* [WHAT TO WORK ON]: Omit all images, then return the remaining material exactly as it stands.

Extracted data entries
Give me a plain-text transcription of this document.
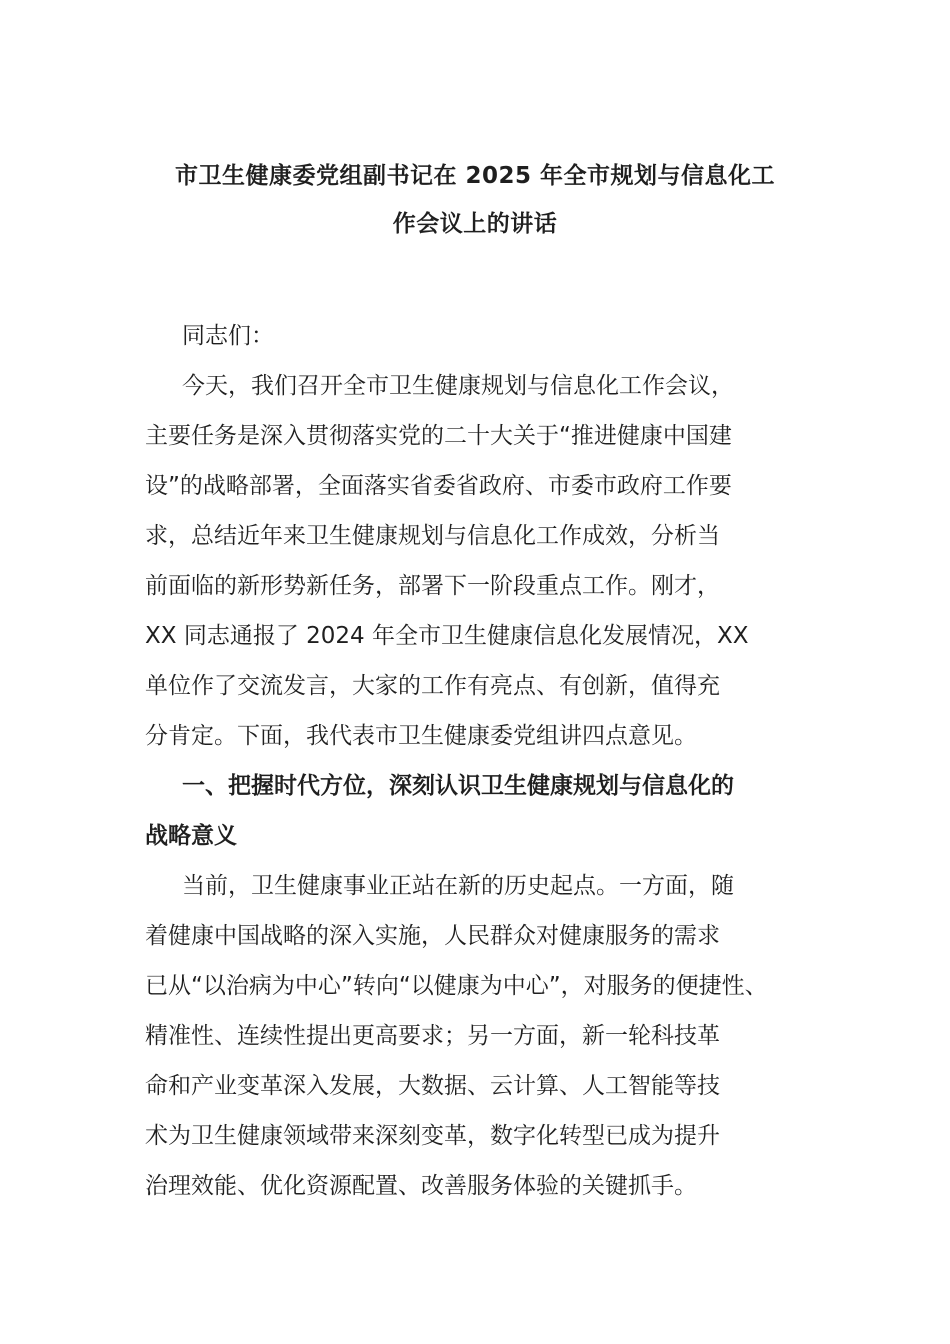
市卫生健康委党组副书记在 2025 年全市规划与信息化工
作会议上的讲话
同志们：
今天，我们召开全市卫生健康规划与信息化工作会议，
主要任务是深入贯彻落实党的二十大关于“推进健康中国建
设”的战略部署，全面落实省委省政府、市委市政府工作要
求，总结近年来卫生健康规划与信息化工作成效，分析当
前面临的新形势新任务，部署下一阶段重点工作。刚才，
XX 同志通报了 2024 年全市卫生健康信息化发展情况，XX
单位作了交流发言，大家的工作有亮点、有创新，值得充
分肯定。下面，我代表市卫生健康委党组讲四点意见。
一、把握时代方位，深刻认识卫生健康规划与信息化的
战略意义
当前，卫生健康事业正站在新的历史起点。一方面，随
着健康中国战略的深入实施，人民群众对健康服务的需求
已从“以治病为中心”转向“以健康为中心”，对服务的便捷性、
精准性、连续性提出更高要求；另一方面，新一轮科技革
命和产业变革深入发展，大数据、云计算、人工智能等技
术为卫生健康领域带来深刻变革，数字化转型已成为提升
治理效能、优化资源配置、改善服务体验的关键抓手。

* [RESPONSE]:
Give me a plain-text transcription of this document.
市卫生健康委党组副书记在 2025 年全市规划与信息化工
作会议上的讲话
同志们：
今天，我们召开全市卫生健康规划与信息化工作会议，
主要任务是深入贯彻落实党的二十大关于“推进健康中国建
设”的战略部署，全面落实省委省政府、市委市政府工作要
求，总结近年来卫生健康规划与信息化工作成效，分析当
前面临的新形势新任务，部署下一阶段重点工作。刚才，
XX 同志通报了 2024 年全市卫生健康信息化发展情况，XX
单位作了交流发言，大家的工作有亮点、有创新，值得充
分肯定。下面，我代表市卫生健康委党组讲四点意见。
一、把握时代方位，深刻认识卫生健康规划与信息化的
战略意义
当前，卫生健康事业正站在新的历史起点。一方面，随
着健康中国战略的深入实施，人民群众对健康服务的需求
已从“以治病为中心”转向“以健康为中心”，对服务的便捷性、
精准性、连续性提出更高要求；另一方面，新一轮科技革
命和产业变革深入发展，大数据、云计算、人工智能等技
术为卫生健康领域带来深刻变革，数字化转型已成为提升
治理效能、优化资源配置、改善服务体验的关键抓手。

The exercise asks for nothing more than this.